**Data for this task:**
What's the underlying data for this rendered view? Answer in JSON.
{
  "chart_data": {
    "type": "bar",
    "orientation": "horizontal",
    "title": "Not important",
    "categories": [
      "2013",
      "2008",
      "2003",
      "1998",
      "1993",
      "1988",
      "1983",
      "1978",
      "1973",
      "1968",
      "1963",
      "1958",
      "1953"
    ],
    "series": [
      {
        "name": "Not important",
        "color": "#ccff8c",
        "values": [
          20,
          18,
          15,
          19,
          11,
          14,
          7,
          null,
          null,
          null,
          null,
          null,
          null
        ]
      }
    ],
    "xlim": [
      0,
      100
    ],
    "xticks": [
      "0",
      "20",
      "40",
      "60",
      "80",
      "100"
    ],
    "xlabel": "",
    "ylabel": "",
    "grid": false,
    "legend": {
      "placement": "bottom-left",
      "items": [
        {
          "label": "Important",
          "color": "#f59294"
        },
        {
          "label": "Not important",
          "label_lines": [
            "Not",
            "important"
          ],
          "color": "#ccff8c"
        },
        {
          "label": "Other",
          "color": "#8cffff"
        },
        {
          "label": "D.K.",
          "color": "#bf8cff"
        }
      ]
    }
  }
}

**Direction:** Within the listing above, find every line containing the string "color" and return it.

**Output of the exercise:**
        "color": "#ccff8c",
          "color": "#f59294"
          "color": "#ccff8c"
          "color": "#8cffff"
          "color": "#bf8cff"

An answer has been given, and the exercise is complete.